(Records that describe figures)
## begin

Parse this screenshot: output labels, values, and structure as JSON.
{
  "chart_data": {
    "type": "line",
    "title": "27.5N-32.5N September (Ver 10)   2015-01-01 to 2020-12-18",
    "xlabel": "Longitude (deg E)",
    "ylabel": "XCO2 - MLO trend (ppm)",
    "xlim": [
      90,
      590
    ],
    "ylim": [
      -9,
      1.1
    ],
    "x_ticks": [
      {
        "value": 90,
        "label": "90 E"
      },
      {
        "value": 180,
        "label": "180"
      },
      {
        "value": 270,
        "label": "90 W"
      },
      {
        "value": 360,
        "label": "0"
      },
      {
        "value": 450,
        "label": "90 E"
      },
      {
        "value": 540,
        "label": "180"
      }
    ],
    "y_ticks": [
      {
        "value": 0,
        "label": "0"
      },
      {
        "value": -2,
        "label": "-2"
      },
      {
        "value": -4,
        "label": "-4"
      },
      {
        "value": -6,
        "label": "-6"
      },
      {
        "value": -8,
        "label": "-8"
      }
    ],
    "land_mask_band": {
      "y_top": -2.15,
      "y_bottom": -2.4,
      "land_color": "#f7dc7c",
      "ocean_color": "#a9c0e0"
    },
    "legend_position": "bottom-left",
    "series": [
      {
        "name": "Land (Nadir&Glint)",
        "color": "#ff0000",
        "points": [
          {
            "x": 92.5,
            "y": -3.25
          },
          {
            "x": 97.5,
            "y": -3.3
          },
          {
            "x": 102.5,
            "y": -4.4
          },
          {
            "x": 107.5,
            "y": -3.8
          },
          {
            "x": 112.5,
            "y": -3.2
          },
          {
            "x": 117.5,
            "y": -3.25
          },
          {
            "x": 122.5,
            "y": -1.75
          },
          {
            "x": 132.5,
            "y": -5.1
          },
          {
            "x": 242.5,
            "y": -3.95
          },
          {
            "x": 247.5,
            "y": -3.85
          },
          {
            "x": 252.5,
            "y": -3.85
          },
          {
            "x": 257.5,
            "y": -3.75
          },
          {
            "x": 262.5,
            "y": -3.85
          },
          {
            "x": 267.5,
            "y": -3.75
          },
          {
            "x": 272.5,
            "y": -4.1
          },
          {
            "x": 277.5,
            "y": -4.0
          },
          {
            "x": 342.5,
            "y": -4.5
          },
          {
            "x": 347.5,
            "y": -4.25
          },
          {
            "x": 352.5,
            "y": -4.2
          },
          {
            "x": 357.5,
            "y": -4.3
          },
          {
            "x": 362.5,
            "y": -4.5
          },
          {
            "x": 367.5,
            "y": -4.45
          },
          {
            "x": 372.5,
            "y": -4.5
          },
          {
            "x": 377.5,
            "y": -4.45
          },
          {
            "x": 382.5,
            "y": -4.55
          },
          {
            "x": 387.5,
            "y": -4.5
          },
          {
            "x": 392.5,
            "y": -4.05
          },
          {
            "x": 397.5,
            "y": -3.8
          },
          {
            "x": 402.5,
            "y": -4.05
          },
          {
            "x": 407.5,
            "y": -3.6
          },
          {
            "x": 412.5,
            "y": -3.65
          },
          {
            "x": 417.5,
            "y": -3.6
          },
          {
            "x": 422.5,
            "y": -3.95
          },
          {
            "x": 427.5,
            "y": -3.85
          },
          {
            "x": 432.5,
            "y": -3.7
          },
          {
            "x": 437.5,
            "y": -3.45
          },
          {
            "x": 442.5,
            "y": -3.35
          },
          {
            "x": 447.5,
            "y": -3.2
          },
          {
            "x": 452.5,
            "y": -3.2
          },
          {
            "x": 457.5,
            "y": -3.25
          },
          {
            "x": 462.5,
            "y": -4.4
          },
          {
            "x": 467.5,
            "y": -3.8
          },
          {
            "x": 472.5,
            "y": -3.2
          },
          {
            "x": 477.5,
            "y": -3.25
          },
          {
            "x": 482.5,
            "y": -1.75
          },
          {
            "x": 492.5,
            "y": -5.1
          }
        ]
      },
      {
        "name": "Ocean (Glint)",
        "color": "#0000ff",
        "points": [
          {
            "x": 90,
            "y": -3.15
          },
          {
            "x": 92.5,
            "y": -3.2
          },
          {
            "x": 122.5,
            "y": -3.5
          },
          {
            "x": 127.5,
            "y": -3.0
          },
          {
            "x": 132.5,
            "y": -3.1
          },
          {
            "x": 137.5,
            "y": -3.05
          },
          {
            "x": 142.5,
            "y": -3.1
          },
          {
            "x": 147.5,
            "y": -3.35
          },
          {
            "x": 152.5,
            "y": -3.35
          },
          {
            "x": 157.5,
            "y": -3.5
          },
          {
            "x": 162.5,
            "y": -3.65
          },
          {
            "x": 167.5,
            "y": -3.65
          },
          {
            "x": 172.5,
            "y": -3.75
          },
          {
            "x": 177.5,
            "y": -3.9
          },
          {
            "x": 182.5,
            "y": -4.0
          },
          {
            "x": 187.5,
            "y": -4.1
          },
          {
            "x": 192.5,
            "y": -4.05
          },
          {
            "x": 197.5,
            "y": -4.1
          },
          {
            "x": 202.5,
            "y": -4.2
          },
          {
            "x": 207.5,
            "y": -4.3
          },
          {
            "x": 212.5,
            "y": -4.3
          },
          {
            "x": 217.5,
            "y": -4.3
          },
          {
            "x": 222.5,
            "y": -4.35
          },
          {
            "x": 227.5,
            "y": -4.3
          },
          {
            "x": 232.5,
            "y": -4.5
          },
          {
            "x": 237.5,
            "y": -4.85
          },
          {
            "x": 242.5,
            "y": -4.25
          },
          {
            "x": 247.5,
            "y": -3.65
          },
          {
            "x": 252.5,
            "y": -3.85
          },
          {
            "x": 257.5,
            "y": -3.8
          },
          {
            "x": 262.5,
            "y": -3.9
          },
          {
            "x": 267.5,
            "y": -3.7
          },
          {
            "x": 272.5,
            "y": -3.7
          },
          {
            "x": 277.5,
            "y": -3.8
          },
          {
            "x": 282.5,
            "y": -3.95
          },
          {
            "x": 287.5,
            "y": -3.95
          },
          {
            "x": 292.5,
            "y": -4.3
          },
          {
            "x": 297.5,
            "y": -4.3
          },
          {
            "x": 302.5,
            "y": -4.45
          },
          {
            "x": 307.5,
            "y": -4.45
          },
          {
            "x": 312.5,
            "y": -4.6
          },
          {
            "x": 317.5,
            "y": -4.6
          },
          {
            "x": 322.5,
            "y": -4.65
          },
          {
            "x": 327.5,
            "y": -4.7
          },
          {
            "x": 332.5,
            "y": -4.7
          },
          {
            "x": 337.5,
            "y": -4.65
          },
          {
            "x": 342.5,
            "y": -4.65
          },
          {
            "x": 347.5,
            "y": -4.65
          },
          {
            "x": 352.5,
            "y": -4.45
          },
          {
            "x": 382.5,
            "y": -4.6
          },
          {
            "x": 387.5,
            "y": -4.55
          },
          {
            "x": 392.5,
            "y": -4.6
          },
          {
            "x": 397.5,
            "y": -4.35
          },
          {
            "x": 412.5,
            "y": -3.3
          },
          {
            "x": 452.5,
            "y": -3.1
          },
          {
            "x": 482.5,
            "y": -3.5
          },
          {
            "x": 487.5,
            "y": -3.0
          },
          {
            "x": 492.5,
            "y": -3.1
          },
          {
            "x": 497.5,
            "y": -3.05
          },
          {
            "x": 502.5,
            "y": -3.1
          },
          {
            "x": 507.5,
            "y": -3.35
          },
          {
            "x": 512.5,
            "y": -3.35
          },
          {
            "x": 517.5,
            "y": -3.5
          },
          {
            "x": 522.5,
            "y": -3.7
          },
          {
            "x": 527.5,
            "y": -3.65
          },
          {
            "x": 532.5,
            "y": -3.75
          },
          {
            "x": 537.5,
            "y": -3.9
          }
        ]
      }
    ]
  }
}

## end

Copy out each record exactly as given, omitting none.

Parse this screenshot: output labels, values, and structure as JSON.
{
  "chart_data": {
    "type": "line",
    "title": "27.5N-32.5N September (Ver 10)   2015-01-01 to 2020-12-18",
    "xlabel": "Longitude (deg E)",
    "ylabel": "XCO2 - MLO trend (ppm)",
    "xlim": [
      90,
      590
    ],
    "ylim": [
      -9,
      1.1
    ],
    "x_ticks": [
      {
        "value": 90,
        "label": "90 E"
      },
      {
        "value": 180,
        "label": "180"
      },
      {
        "value": 270,
        "label": "90 W"
      },
      {
        "value": 360,
        "label": "0"
      },
      {
        "value": 450,
        "label": "90 E"
      },
      {
        "value": 540,
        "label": "180"
      }
    ],
    "y_ticks": [
      {
        "value": 0,
        "label": "0"
      },
      {
        "value": -2,
        "label": "-2"
      },
      {
        "value": -4,
        "label": "-4"
      },
      {
        "value": -6,
        "label": "-6"
      },
      {
        "value": -8,
        "label": "-8"
      }
    ],
    "land_mask_band": {
      "y_top": -2.15,
      "y_bottom": -2.4,
      "land_color": "#f7dc7c",
      "ocean_color": "#a9c0e0"
    },
    "legend_position": "bottom-left",
    "series": [
      {
        "name": "Land (Nadir&Glint)",
        "color": "#ff0000",
        "points": [
          {
            "x": 92.5,
            "y": -3.25
          },
          {
            "x": 97.5,
            "y": -3.3
          },
          {
            "x": 102.5,
            "y": -4.4
          },
          {
            "x": 107.5,
            "y": -3.8
          },
          {
            "x": 112.5,
            "y": -3.2
          },
          {
            "x": 117.5,
            "y": -3.25
          },
          {
            "x": 122.5,
            "y": -1.75
          },
          {
            "x": 132.5,
            "y": -5.1
          },
          {
            "x": 242.5,
            "y": -3.95
          },
          {
            "x": 247.5,
            "y": -3.85
          },
          {
            "x": 252.5,
            "y": -3.85
          },
          {
            "x": 257.5,
            "y": -3.75
          },
          {
            "x": 262.5,
            "y": -3.85
          },
          {
            "x": 267.5,
            "y": -3.75
          },
          {
            "x": 272.5,
            "y": -4.1
          },
          {
            "x": 277.5,
            "y": -4.0
          },
          {
            "x": 342.5,
            "y": -4.5
          },
          {
            "x": 347.5,
            "y": -4.25
          },
          {
            "x": 352.5,
            "y": -4.2
          },
          {
            "x": 357.5,
            "y": -4.3
          },
          {
            "x": 362.5,
            "y": -4.5
          },
          {
            "x": 367.5,
            "y": -4.45
          },
          {
            "x": 372.5,
            "y": -4.5
          },
          {
            "x": 377.5,
            "y": -4.45
          },
          {
            "x": 382.5,
            "y": -4.55
          },
          {
            "x": 387.5,
            "y": -4.5
          },
          {
            "x": 392.5,
            "y": -4.05
          },
          {
            "x": 397.5,
            "y": -3.8
          },
          {
            "x": 402.5,
            "y": -4.05
          },
          {
            "x": 407.5,
            "y": -3.6
          },
          {
            "x": 412.5,
            "y": -3.65
          },
          {
            "x": 417.5,
            "y": -3.6
          },
          {
            "x": 422.5,
            "y": -3.95
          },
          {
            "x": 427.5,
            "y": -3.85
          },
          {
            "x": 432.5,
            "y": -3.7
          },
          {
            "x": 437.5,
            "y": -3.45
          },
          {
            "x": 442.5,
            "y": -3.35
          },
          {
            "x": 447.5,
            "y": -3.2
          },
          {
            "x": 452.5,
            "y": -3.2
          },
          {
            "x": 457.5,
            "y": -3.25
          },
          {
            "x": 462.5,
            "y": -4.4
          },
          {
            "x": 467.5,
            "y": -3.8
          },
          {
            "x": 472.5,
            "y": -3.2
          },
          {
            "x": 477.5,
            "y": -3.25
          },
          {
            "x": 482.5,
            "y": -1.75
          },
          {
            "x": 492.5,
            "y": -5.1
          }
        ]
      },
      {
        "name": "Ocean (Glint)",
        "color": "#0000ff",
        "points": [
          {
            "x": 90,
            "y": -3.15
          },
          {
            "x": 92.5,
            "y": -3.2
          },
          {
            "x": 122.5,
            "y": -3.5
          },
          {
            "x": 127.5,
            "y": -3.0
          },
          {
            "x": 132.5,
            "y": -3.1
          },
          {
            "x": 137.5,
            "y": -3.05
          },
          {
            "x": 142.5,
            "y": -3.1
          },
          {
            "x": 147.5,
            "y": -3.35
          },
          {
            "x": 152.5,
            "y": -3.35
          },
          {
            "x": 157.5,
            "y": -3.5
          },
          {
            "x": 162.5,
            "y": -3.65
          },
          {
            "x": 167.5,
            "y": -3.65
          },
          {
            "x": 172.5,
            "y": -3.75
          },
          {
            "x": 177.5,
            "y": -3.9
          },
          {
            "x": 182.5,
            "y": -4.0
          },
          {
            "x": 187.5,
            "y": -4.1
          },
          {
            "x": 192.5,
            "y": -4.05
          },
          {
            "x": 197.5,
            "y": -4.1
          },
          {
            "x": 202.5,
            "y": -4.2
          },
          {
            "x": 207.5,
            "y": -4.3
          },
          {
            "x": 212.5,
            "y": -4.3
          },
          {
            "x": 217.5,
            "y": -4.3
          },
          {
            "x": 222.5,
            "y": -4.35
          },
          {
            "x": 227.5,
            "y": -4.3
          },
          {
            "x": 232.5,
            "y": -4.5
          },
          {
            "x": 237.5,
            "y": -4.85
          },
          {
            "x": 242.5,
            "y": -4.25
          },
          {
            "x": 247.5,
            "y": -3.65
          },
          {
            "x": 252.5,
            "y": -3.85
          },
          {
            "x": 257.5,
            "y": -3.8
          },
          {
            "x": 262.5,
            "y": -3.9
          },
          {
            "x": 267.5,
            "y": -3.7
          },
          {
            "x": 272.5,
            "y": -3.7
          },
          {
            "x": 277.5,
            "y": -3.8
          },
          {
            "x": 282.5,
            "y": -3.95
          },
          {
            "x": 287.5,
            "y": -3.95
          },
          {
            "x": 292.5,
            "y": -4.3
          },
          {
            "x": 297.5,
            "y": -4.3
          },
          {
            "x": 302.5,
            "y": -4.45
          },
          {
            "x": 307.5,
            "y": -4.45
          },
          {
            "x": 312.5,
            "y": -4.6
          },
          {
            "x": 317.5,
            "y": -4.6
          },
          {
            "x": 322.5,
            "y": -4.65
          },
          {
            "x": 327.5,
            "y": -4.7
          },
          {
            "x": 332.5,
            "y": -4.7
          },
          {
            "x": 337.5,
            "y": -4.65
          },
          {
            "x": 342.5,
            "y": -4.65
          },
          {
            "x": 347.5,
            "y": -4.65
          },
          {
            "x": 352.5,
            "y": -4.45
          },
          {
            "x": 382.5,
            "y": -4.6
          },
          {
            "x": 387.5,
            "y": -4.55
          },
          {
            "x": 392.5,
            "y": -4.6
          },
          {
            "x": 397.5,
            "y": -4.35
          },
          {
            "x": 412.5,
            "y": -3.3
          },
          {
            "x": 452.5,
            "y": -3.1
          },
          {
            "x": 482.5,
            "y": -3.5
          },
          {
            "x": 487.5,
            "y": -3.0
          },
          {
            "x": 492.5,
            "y": -3.1
          },
          {
            "x": 497.5,
            "y": -3.05
          },
          {
            "x": 502.5,
            "y": -3.1
          },
          {
            "x": 507.5,
            "y": -3.35
          },
          {
            "x": 512.5,
            "y": -3.35
          },
          {
            "x": 517.5,
            "y": -3.5
          },
          {
            "x": 522.5,
            "y": -3.7
          },
          {
            "x": 527.5,
            "y": -3.65
          },
          {
            "x": 532.5,
            "y": -3.75
          },
          {
            "x": 537.5,
            "y": -3.9
          }
        ]
      }
    ]
  }
}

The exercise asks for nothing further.